STATED EXERCISE → Output every entry exactly as written, but omit the pictures.

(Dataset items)

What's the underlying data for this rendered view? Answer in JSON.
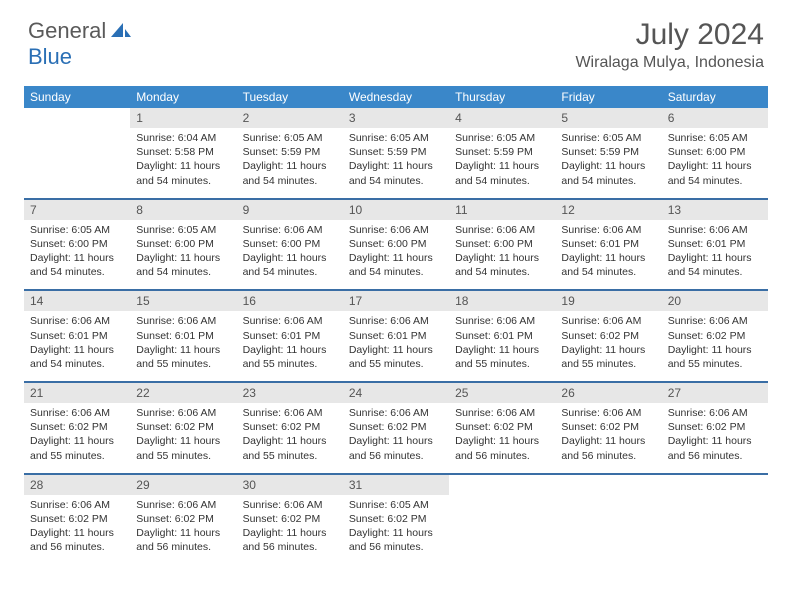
{
  "brand": {
    "part1": "General",
    "part2": "Blue"
  },
  "title": "July 2024",
  "location": "Wiralaga Mulya, Indonesia",
  "colors": {
    "header_bg": "#3a87c9",
    "header_text": "#ffffff",
    "daynum_bg": "#e7e7e7",
    "rule": "#3a6ea5",
    "body_text": "#333333",
    "title_text": "#555555",
    "brand_gray": "#5a5a5a",
    "brand_blue": "#2a6fb5",
    "page_bg": "#ffffff"
  },
  "day_names": [
    "Sunday",
    "Monday",
    "Tuesday",
    "Wednesday",
    "Thursday",
    "Friday",
    "Saturday"
  ],
  "fonts": {
    "title_size": 30,
    "location_size": 16,
    "head_size": 12,
    "daynum_size": 12,
    "cell_size": 10.5
  },
  "weeks": [
    [
      null,
      {
        "n": "1",
        "sr": "6:04 AM",
        "ss": "5:58 PM",
        "dl": "11 hours and 54 minutes."
      },
      {
        "n": "2",
        "sr": "6:05 AM",
        "ss": "5:59 PM",
        "dl": "11 hours and 54 minutes."
      },
      {
        "n": "3",
        "sr": "6:05 AM",
        "ss": "5:59 PM",
        "dl": "11 hours and 54 minutes."
      },
      {
        "n": "4",
        "sr": "6:05 AM",
        "ss": "5:59 PM",
        "dl": "11 hours and 54 minutes."
      },
      {
        "n": "5",
        "sr": "6:05 AM",
        "ss": "5:59 PM",
        "dl": "11 hours and 54 minutes."
      },
      {
        "n": "6",
        "sr": "6:05 AM",
        "ss": "6:00 PM",
        "dl": "11 hours and 54 minutes."
      }
    ],
    [
      {
        "n": "7",
        "sr": "6:05 AM",
        "ss": "6:00 PM",
        "dl": "11 hours and 54 minutes."
      },
      {
        "n": "8",
        "sr": "6:05 AM",
        "ss": "6:00 PM",
        "dl": "11 hours and 54 minutes."
      },
      {
        "n": "9",
        "sr": "6:06 AM",
        "ss": "6:00 PM",
        "dl": "11 hours and 54 minutes."
      },
      {
        "n": "10",
        "sr": "6:06 AM",
        "ss": "6:00 PM",
        "dl": "11 hours and 54 minutes."
      },
      {
        "n": "11",
        "sr": "6:06 AM",
        "ss": "6:00 PM",
        "dl": "11 hours and 54 minutes."
      },
      {
        "n": "12",
        "sr": "6:06 AM",
        "ss": "6:01 PM",
        "dl": "11 hours and 54 minutes."
      },
      {
        "n": "13",
        "sr": "6:06 AM",
        "ss": "6:01 PM",
        "dl": "11 hours and 54 minutes."
      }
    ],
    [
      {
        "n": "14",
        "sr": "6:06 AM",
        "ss": "6:01 PM",
        "dl": "11 hours and 54 minutes."
      },
      {
        "n": "15",
        "sr": "6:06 AM",
        "ss": "6:01 PM",
        "dl": "11 hours and 55 minutes."
      },
      {
        "n": "16",
        "sr": "6:06 AM",
        "ss": "6:01 PM",
        "dl": "11 hours and 55 minutes."
      },
      {
        "n": "17",
        "sr": "6:06 AM",
        "ss": "6:01 PM",
        "dl": "11 hours and 55 minutes."
      },
      {
        "n": "18",
        "sr": "6:06 AM",
        "ss": "6:01 PM",
        "dl": "11 hours and 55 minutes."
      },
      {
        "n": "19",
        "sr": "6:06 AM",
        "ss": "6:02 PM",
        "dl": "11 hours and 55 minutes."
      },
      {
        "n": "20",
        "sr": "6:06 AM",
        "ss": "6:02 PM",
        "dl": "11 hours and 55 minutes."
      }
    ],
    [
      {
        "n": "21",
        "sr": "6:06 AM",
        "ss": "6:02 PM",
        "dl": "11 hours and 55 minutes."
      },
      {
        "n": "22",
        "sr": "6:06 AM",
        "ss": "6:02 PM",
        "dl": "11 hours and 55 minutes."
      },
      {
        "n": "23",
        "sr": "6:06 AM",
        "ss": "6:02 PM",
        "dl": "11 hours and 55 minutes."
      },
      {
        "n": "24",
        "sr": "6:06 AM",
        "ss": "6:02 PM",
        "dl": "11 hours and 56 minutes."
      },
      {
        "n": "25",
        "sr": "6:06 AM",
        "ss": "6:02 PM",
        "dl": "11 hours and 56 minutes."
      },
      {
        "n": "26",
        "sr": "6:06 AM",
        "ss": "6:02 PM",
        "dl": "11 hours and 56 minutes."
      },
      {
        "n": "27",
        "sr": "6:06 AM",
        "ss": "6:02 PM",
        "dl": "11 hours and 56 minutes."
      }
    ],
    [
      {
        "n": "28",
        "sr": "6:06 AM",
        "ss": "6:02 PM",
        "dl": "11 hours and 56 minutes."
      },
      {
        "n": "29",
        "sr": "6:06 AM",
        "ss": "6:02 PM",
        "dl": "11 hours and 56 minutes."
      },
      {
        "n": "30",
        "sr": "6:06 AM",
        "ss": "6:02 PM",
        "dl": "11 hours and 56 minutes."
      },
      {
        "n": "31",
        "sr": "6:05 AM",
        "ss": "6:02 PM",
        "dl": "11 hours and 56 minutes."
      },
      null,
      null,
      null
    ]
  ],
  "labels": {
    "sunrise": "Sunrise:",
    "sunset": "Sunset:",
    "daylight": "Daylight:"
  }
}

RESPONSE BELOW →
What's the underlying data for this rendered view? Answer in JSON.
{
  "brand": {
    "part1": "General",
    "part2": "Blue"
  },
  "title": "July 2024",
  "location": "Wiralaga Mulya, Indonesia",
  "colors": {
    "header_bg": "#3a87c9",
    "header_text": "#ffffff",
    "daynum_bg": "#e7e7e7",
    "rule": "#3a6ea5",
    "body_text": "#333333",
    "title_text": "#555555",
    "brand_gray": "#5a5a5a",
    "brand_blue": "#2a6fb5",
    "page_bg": "#ffffff"
  },
  "day_names": [
    "Sunday",
    "Monday",
    "Tuesday",
    "Wednesday",
    "Thursday",
    "Friday",
    "Saturday"
  ],
  "fonts": {
    "title_size": 30,
    "location_size": 16,
    "head_size": 12,
    "daynum_size": 12,
    "cell_size": 10.5
  },
  "weeks": [
    [
      null,
      {
        "n": "1",
        "sr": "6:04 AM",
        "ss": "5:58 PM",
        "dl": "11 hours and 54 minutes."
      },
      {
        "n": "2",
        "sr": "6:05 AM",
        "ss": "5:59 PM",
        "dl": "11 hours and 54 minutes."
      },
      {
        "n": "3",
        "sr": "6:05 AM",
        "ss": "5:59 PM",
        "dl": "11 hours and 54 minutes."
      },
      {
        "n": "4",
        "sr": "6:05 AM",
        "ss": "5:59 PM",
        "dl": "11 hours and 54 minutes."
      },
      {
        "n": "5",
        "sr": "6:05 AM",
        "ss": "5:59 PM",
        "dl": "11 hours and 54 minutes."
      },
      {
        "n": "6",
        "sr": "6:05 AM",
        "ss": "6:00 PM",
        "dl": "11 hours and 54 minutes."
      }
    ],
    [
      {
        "n": "7",
        "sr": "6:05 AM",
        "ss": "6:00 PM",
        "dl": "11 hours and 54 minutes."
      },
      {
        "n": "8",
        "sr": "6:05 AM",
        "ss": "6:00 PM",
        "dl": "11 hours and 54 minutes."
      },
      {
        "n": "9",
        "sr": "6:06 AM",
        "ss": "6:00 PM",
        "dl": "11 hours and 54 minutes."
      },
      {
        "n": "10",
        "sr": "6:06 AM",
        "ss": "6:00 PM",
        "dl": "11 hours and 54 minutes."
      },
      {
        "n": "11",
        "sr": "6:06 AM",
        "ss": "6:00 PM",
        "dl": "11 hours and 54 minutes."
      },
      {
        "n": "12",
        "sr": "6:06 AM",
        "ss": "6:01 PM",
        "dl": "11 hours and 54 minutes."
      },
      {
        "n": "13",
        "sr": "6:06 AM",
        "ss": "6:01 PM",
        "dl": "11 hours and 54 minutes."
      }
    ],
    [
      {
        "n": "14",
        "sr": "6:06 AM",
        "ss": "6:01 PM",
        "dl": "11 hours and 54 minutes."
      },
      {
        "n": "15",
        "sr": "6:06 AM",
        "ss": "6:01 PM",
        "dl": "11 hours and 55 minutes."
      },
      {
        "n": "16",
        "sr": "6:06 AM",
        "ss": "6:01 PM",
        "dl": "11 hours and 55 minutes."
      },
      {
        "n": "17",
        "sr": "6:06 AM",
        "ss": "6:01 PM",
        "dl": "11 hours and 55 minutes."
      },
      {
        "n": "18",
        "sr": "6:06 AM",
        "ss": "6:01 PM",
        "dl": "11 hours and 55 minutes."
      },
      {
        "n": "19",
        "sr": "6:06 AM",
        "ss": "6:02 PM",
        "dl": "11 hours and 55 minutes."
      },
      {
        "n": "20",
        "sr": "6:06 AM",
        "ss": "6:02 PM",
        "dl": "11 hours and 55 minutes."
      }
    ],
    [
      {
        "n": "21",
        "sr": "6:06 AM",
        "ss": "6:02 PM",
        "dl": "11 hours and 55 minutes."
      },
      {
        "n": "22",
        "sr": "6:06 AM",
        "ss": "6:02 PM",
        "dl": "11 hours and 55 minutes."
      },
      {
        "n": "23",
        "sr": "6:06 AM",
        "ss": "6:02 PM",
        "dl": "11 hours and 55 minutes."
      },
      {
        "n": "24",
        "sr": "6:06 AM",
        "ss": "6:02 PM",
        "dl": "11 hours and 56 minutes."
      },
      {
        "n": "25",
        "sr": "6:06 AM",
        "ss": "6:02 PM",
        "dl": "11 hours and 56 minutes."
      },
      {
        "n": "26",
        "sr": "6:06 AM",
        "ss": "6:02 PM",
        "dl": "11 hours and 56 minutes."
      },
      {
        "n": "27",
        "sr": "6:06 AM",
        "ss": "6:02 PM",
        "dl": "11 hours and 56 minutes."
      }
    ],
    [
      {
        "n": "28",
        "sr": "6:06 AM",
        "ss": "6:02 PM",
        "dl": "11 hours and 56 minutes."
      },
      {
        "n": "29",
        "sr": "6:06 AM",
        "ss": "6:02 PM",
        "dl": "11 hours and 56 minutes."
      },
      {
        "n": "30",
        "sr": "6:06 AM",
        "ss": "6:02 PM",
        "dl": "11 hours and 56 minutes."
      },
      {
        "n": "31",
        "sr": "6:05 AM",
        "ss": "6:02 PM",
        "dl": "11 hours and 56 minutes."
      },
      null,
      null,
      null
    ]
  ],
  "labels": {
    "sunrise": "Sunrise:",
    "sunset": "Sunset:",
    "daylight": "Daylight:"
  }
}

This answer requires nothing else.